## Start TASK MATERIAL

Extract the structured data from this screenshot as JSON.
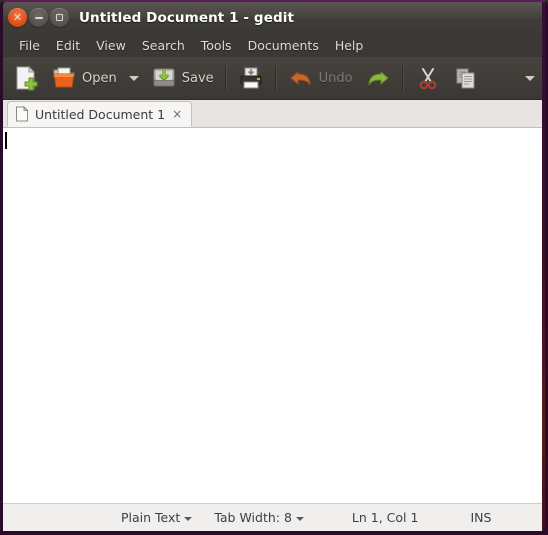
{
  "window": {
    "title": "Untitled Document 1 - gedit",
    "controls": [
      {
        "name": "close-button",
        "glyph": "×"
      },
      {
        "name": "minimize-button",
        "glyph": "–"
      },
      {
        "name": "maximize-button",
        "glyph": "□"
      }
    ],
    "colors": {
      "titlebar": "#484540",
      "border": "#2b0a2b",
      "toolbar": "#403d39",
      "editor_bg": "#ffffff",
      "statusbar_bg": "#f0efed",
      "close_button": "#da4b16",
      "accent_green": "#8fbc3f",
      "accent_orange": "#e5611d"
    }
  },
  "menubar": {
    "items": [
      {
        "label": "File"
      },
      {
        "label": "Edit"
      },
      {
        "label": "View"
      },
      {
        "label": "Search"
      },
      {
        "label": "Tools"
      },
      {
        "label": "Documents"
      },
      {
        "label": "Help"
      }
    ]
  },
  "toolbar": {
    "new_label": "",
    "open_label": "Open",
    "save_label": "Save",
    "print_label": "",
    "undo_label": "Undo",
    "redo_label": "",
    "cut_label": "",
    "copy_label": "",
    "overflow_label": "",
    "undo_enabled": false
  },
  "tabs": [
    {
      "label": "Untitled Document 1",
      "close_glyph": "×",
      "active": true
    }
  ],
  "editor": {
    "content": "",
    "caret_visible": true
  },
  "statusbar": {
    "language": "Plain Text",
    "tab_width": "Tab Width: 8",
    "position": "Ln 1, Col 1",
    "insert_mode": "INS"
  }
}
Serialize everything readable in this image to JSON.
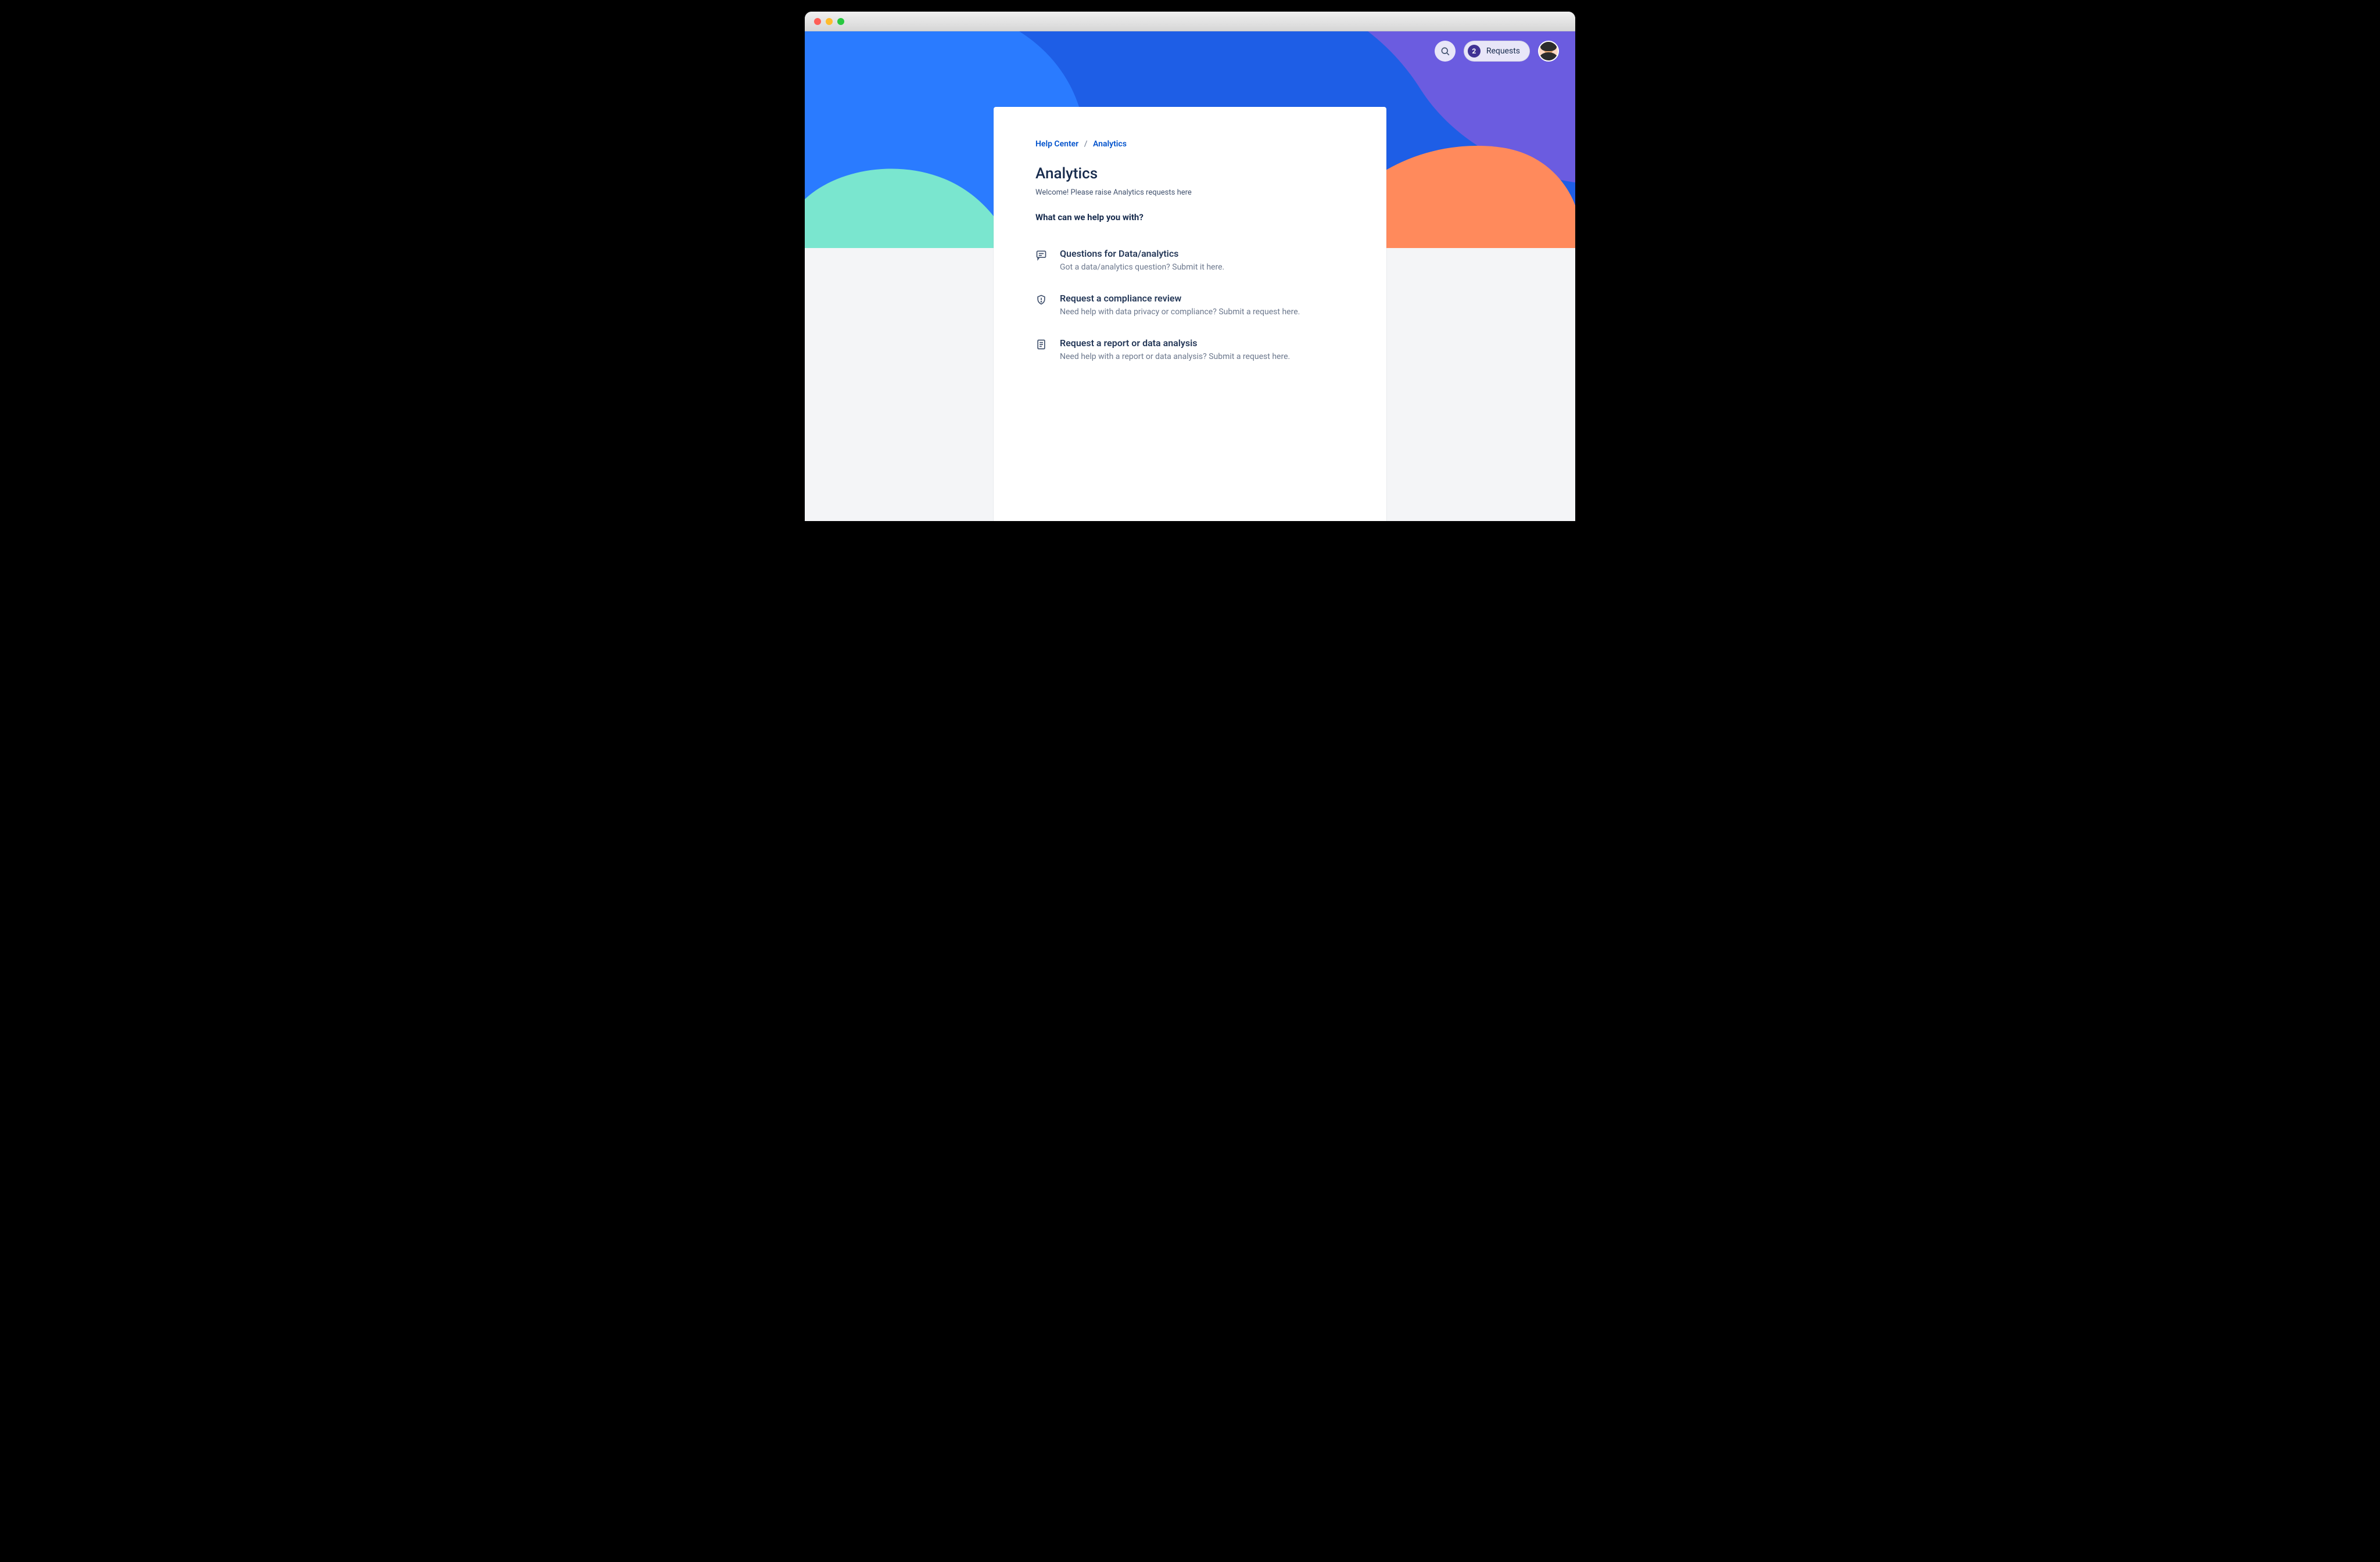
{
  "topbar": {
    "requests_count": "2",
    "requests_label": "Requests"
  },
  "breadcrumb": {
    "root": "Help Center",
    "current": "Analytics"
  },
  "page": {
    "title": "Analytics",
    "welcome": "Welcome! Please raise Analytics requests here",
    "help_heading": "What can we help you with?"
  },
  "requests": [
    {
      "icon": "chat",
      "title": "Questions for Data/analytics",
      "desc": "Got a data/analytics question? Submit it here."
    },
    {
      "icon": "shield",
      "title": "Request a compliance review",
      "desc": "Need help with data privacy or compliance? Submit a request here."
    },
    {
      "icon": "report",
      "title": "Request a report or data analysis",
      "desc": "Need help with a report or data analysis? Submit a request here."
    }
  ]
}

## End TASK MATERIAL

# YOUR OBJECTIVE
From the listing, copy every line where the string "with" appears.

# ANSWER TO THIS TASK
    "help_heading": "What can we help you with?"
      "desc": "Need help with data privacy or compliance? Submit a request here."
      "desc": "Need help with a report or data analysis? Submit a request here."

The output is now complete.